▸ Information provided:

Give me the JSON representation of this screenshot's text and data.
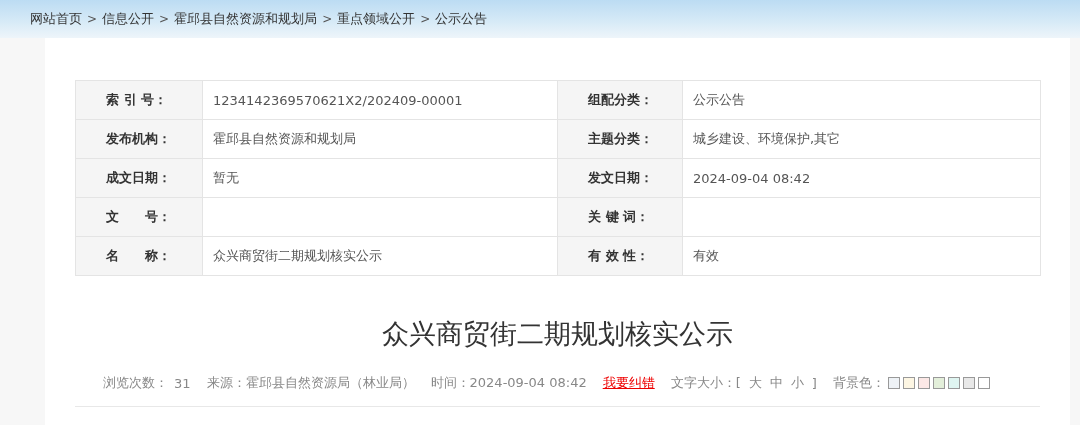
{
  "breadcrumb": [
    {
      "label": "网站首页"
    },
    {
      "separator": ">",
      "label": "信息公开"
    },
    {
      "separator": ">",
      "label": "霍邱县自然资源和规划局"
    },
    {
      "separator": ">",
      "label": "重点领域公开"
    },
    {
      "separator": ">",
      "label": "公示公告"
    }
  ],
  "info_table": [
    [
      {
        "label": "索 引 号：",
        "value": "1234142369570621X2/202409-00001"
      },
      {
        "label": "组配分类：",
        "value": "公示公告"
      }
    ],
    [
      {
        "label": "发布机构：",
        "value": "霍邱县自然资源和规划局"
      },
      {
        "label": "主题分类：",
        "value": "城乡建设、环境保护,其它"
      }
    ],
    [
      {
        "label": "成文日期：",
        "value": "暂无"
      },
      {
        "label": "发文日期：",
        "value": "2024-09-04 08:42"
      }
    ],
    [
      {
        "label": "文　　号："
      },
      {
        "label": "关 键 词："
      }
    ],
    [
      {
        "label": "名　　称：",
        "value": "众兴商贸街二期规划核实公示"
      },
      {
        "label": "有 效 性：",
        "value": "有效"
      }
    ]
  ],
  "article_title": "众兴商贸街二期规划核实公示",
  "meta": {
    "views_label": "浏览次数：",
    "views": "31",
    "source": "来源：霍邱县自然资源局（林业局）",
    "time": "时间：2024-09-04 08:42",
    "correction_link": "我要纠错",
    "font_size_label": "文字大小：[",
    "font_sizes": [
      "大",
      "中",
      "小"
    ],
    "font_size_close": "]",
    "bg_label": "背景色：",
    "bg_colors": [
      {
        "color": "#eef2f6"
      },
      {
        "color": "#fdf6e3"
      },
      {
        "color": "#fce8e6"
      },
      {
        "color": "#e3efda"
      },
      {
        "color": "#dff5f1"
      },
      {
        "color": "#e8e8e8"
      },
      {
        "color": "#ffffff"
      }
    ]
  }
}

▸ Given exercise:
Each record must be quoted in full and exactly. Do not include the pictures.

▸ Written response:
Give me the JSON representation of this screenshot's text and data.
{
  "breadcrumb": [
    {
      "label": "网站首页"
    },
    {
      "separator": ">",
      "label": "信息公开"
    },
    {
      "separator": ">",
      "label": "霍邱县自然资源和规划局"
    },
    {
      "separator": ">",
      "label": "重点领域公开"
    },
    {
      "separator": ">",
      "label": "公示公告"
    }
  ],
  "info_table": [
    [
      {
        "label": "索 引 号：",
        "value": "1234142369570621X2/202409-00001"
      },
      {
        "label": "组配分类：",
        "value": "公示公告"
      }
    ],
    [
      {
        "label": "发布机构：",
        "value": "霍邱县自然资源和规划局"
      },
      {
        "label": "主题分类：",
        "value": "城乡建设、环境保护,其它"
      }
    ],
    [
      {
        "label": "成文日期：",
        "value": "暂无"
      },
      {
        "label": "发文日期：",
        "value": "2024-09-04 08:42"
      }
    ],
    [
      {
        "label": "文　　号："
      },
      {
        "label": "关 键 词："
      }
    ],
    [
      {
        "label": "名　　称：",
        "value": "众兴商贸街二期规划核实公示"
      },
      {
        "label": "有 效 性：",
        "value": "有效"
      }
    ]
  ],
  "article_title": "众兴商贸街二期规划核实公示",
  "meta": {
    "views_label": "浏览次数：",
    "views": "31",
    "source": "来源：霍邱县自然资源局（林业局）",
    "time": "时间：2024-09-04 08:42",
    "correction_link": "我要纠错",
    "font_size_label": "文字大小：[",
    "font_sizes": [
      "大",
      "中",
      "小"
    ],
    "font_size_close": "]",
    "bg_label": "背景色：",
    "bg_colors": [
      {
        "color": "#eef2f6"
      },
      {
        "color": "#fdf6e3"
      },
      {
        "color": "#fce8e6"
      },
      {
        "color": "#e3efda"
      },
      {
        "color": "#dff5f1"
      },
      {
        "color": "#e8e8e8"
      },
      {
        "color": "#ffffff"
      }
    ]
  }
}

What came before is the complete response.